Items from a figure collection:
····················

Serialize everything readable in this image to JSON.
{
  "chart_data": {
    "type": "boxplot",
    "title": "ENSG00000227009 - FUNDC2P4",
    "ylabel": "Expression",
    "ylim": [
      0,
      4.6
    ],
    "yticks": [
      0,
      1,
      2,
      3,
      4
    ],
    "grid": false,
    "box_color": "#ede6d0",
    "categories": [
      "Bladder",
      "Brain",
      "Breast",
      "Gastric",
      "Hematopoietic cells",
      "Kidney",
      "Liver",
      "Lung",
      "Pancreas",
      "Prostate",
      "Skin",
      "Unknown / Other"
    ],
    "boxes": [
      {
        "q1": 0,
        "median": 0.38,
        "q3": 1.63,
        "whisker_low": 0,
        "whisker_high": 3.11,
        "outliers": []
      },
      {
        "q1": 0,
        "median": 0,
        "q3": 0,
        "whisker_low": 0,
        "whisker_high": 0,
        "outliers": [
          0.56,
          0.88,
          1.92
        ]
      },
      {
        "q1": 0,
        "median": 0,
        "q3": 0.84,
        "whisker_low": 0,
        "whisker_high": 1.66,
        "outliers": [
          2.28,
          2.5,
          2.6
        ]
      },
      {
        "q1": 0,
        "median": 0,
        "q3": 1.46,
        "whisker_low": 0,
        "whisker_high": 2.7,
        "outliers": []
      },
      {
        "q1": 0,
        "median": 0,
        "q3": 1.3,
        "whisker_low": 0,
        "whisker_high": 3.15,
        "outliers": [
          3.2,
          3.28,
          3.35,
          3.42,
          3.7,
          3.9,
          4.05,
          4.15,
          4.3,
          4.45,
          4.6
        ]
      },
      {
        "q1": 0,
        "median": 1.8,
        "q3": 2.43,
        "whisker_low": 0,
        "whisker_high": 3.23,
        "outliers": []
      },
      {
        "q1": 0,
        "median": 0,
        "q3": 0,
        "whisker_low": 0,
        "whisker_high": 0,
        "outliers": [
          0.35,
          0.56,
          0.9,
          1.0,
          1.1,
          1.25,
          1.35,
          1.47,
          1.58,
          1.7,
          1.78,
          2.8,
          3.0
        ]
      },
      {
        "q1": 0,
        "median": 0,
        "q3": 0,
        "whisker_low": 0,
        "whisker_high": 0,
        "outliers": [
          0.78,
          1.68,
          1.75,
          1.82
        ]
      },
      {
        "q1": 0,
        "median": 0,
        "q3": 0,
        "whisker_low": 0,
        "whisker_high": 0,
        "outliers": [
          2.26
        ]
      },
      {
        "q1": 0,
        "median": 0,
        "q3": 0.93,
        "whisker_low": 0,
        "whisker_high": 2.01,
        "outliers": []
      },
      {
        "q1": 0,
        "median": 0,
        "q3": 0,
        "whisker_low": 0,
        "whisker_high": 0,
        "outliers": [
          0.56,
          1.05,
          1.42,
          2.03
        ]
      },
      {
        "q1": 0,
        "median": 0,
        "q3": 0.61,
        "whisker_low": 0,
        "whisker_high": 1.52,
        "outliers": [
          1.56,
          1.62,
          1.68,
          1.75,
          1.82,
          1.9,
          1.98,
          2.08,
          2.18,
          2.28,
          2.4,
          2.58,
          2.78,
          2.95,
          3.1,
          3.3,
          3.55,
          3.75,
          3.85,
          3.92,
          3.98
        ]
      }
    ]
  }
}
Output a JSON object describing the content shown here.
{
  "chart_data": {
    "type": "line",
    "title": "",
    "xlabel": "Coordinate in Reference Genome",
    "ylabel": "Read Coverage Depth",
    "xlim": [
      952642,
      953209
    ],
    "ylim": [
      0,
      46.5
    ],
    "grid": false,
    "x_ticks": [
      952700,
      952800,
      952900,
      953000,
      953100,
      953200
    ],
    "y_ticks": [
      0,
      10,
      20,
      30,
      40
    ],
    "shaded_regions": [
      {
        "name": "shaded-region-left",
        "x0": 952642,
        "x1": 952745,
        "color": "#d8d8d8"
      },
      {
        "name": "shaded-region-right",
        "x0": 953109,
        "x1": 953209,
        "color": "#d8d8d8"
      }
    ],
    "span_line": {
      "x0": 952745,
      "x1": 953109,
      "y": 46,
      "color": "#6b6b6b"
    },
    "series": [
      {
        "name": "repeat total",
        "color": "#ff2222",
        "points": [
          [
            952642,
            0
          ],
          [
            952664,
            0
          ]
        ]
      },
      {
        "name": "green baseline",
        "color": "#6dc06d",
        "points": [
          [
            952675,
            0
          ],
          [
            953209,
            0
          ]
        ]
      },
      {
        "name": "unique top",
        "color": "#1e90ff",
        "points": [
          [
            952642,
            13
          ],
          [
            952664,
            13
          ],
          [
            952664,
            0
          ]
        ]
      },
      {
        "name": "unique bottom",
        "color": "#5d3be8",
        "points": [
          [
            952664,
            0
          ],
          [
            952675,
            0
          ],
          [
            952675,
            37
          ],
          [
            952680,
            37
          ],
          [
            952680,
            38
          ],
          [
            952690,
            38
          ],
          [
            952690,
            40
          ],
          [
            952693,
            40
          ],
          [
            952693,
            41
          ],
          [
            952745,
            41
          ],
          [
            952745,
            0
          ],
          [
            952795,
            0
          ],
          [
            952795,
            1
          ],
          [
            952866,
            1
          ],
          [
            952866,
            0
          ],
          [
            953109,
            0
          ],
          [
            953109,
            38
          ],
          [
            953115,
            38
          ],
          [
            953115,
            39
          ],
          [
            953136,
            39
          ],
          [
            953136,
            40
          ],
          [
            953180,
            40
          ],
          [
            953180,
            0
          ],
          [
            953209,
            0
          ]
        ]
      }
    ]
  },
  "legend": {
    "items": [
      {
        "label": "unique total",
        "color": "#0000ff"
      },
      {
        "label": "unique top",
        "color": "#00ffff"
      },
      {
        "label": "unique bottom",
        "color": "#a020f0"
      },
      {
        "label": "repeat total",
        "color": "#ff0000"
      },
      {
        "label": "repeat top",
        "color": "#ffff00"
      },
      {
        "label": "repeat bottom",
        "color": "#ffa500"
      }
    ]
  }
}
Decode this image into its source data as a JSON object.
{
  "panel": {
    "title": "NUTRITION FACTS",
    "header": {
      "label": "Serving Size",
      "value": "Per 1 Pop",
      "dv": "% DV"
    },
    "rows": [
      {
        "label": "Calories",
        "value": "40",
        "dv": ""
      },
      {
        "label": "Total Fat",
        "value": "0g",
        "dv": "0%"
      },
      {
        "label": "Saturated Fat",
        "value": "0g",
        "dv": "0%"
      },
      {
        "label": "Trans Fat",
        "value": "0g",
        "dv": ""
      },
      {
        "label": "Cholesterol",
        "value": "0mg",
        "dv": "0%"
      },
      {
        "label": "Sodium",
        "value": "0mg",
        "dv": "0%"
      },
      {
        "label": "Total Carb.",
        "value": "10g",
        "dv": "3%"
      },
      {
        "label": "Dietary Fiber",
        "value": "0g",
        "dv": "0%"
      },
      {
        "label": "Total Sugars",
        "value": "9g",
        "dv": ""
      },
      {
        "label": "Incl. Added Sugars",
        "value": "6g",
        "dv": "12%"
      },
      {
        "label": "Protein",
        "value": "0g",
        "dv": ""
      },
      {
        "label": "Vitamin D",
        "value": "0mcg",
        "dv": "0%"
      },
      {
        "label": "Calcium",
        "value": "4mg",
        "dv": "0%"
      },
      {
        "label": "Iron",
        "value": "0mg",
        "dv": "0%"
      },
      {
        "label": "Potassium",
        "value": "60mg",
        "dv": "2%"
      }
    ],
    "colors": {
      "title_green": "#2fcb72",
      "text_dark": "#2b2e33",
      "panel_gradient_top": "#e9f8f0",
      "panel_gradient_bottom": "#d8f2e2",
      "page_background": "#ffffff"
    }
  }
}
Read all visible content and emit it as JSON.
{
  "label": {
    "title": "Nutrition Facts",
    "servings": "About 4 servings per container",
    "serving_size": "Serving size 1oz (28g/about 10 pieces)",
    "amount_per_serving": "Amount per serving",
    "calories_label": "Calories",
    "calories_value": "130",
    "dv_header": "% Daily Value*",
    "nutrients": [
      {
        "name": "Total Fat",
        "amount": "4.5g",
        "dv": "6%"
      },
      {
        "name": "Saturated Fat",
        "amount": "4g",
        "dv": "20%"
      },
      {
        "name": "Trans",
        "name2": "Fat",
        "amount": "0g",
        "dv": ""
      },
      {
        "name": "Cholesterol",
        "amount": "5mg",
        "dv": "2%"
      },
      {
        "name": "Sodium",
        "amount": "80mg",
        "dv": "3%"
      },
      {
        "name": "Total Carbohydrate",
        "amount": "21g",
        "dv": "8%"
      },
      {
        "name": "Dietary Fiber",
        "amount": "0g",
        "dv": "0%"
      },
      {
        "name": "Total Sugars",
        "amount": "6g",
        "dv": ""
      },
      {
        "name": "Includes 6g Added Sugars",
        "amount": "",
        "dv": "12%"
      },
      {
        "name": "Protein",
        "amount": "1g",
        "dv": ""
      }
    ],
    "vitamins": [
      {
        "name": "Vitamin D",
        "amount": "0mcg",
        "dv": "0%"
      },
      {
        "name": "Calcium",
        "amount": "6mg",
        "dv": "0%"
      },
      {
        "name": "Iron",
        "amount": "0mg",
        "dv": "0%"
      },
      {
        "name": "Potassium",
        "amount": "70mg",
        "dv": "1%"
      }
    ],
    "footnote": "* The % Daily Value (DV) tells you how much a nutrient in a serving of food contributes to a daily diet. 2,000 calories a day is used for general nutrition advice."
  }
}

····················

**YOUR ASSIGNMENT**
From the entries above, return each line with the word "Added" in it.

**YOUR SOLUTION**
        "label": "Incl. Added Sugars",
        "name": "Includes 6g Added Sugars",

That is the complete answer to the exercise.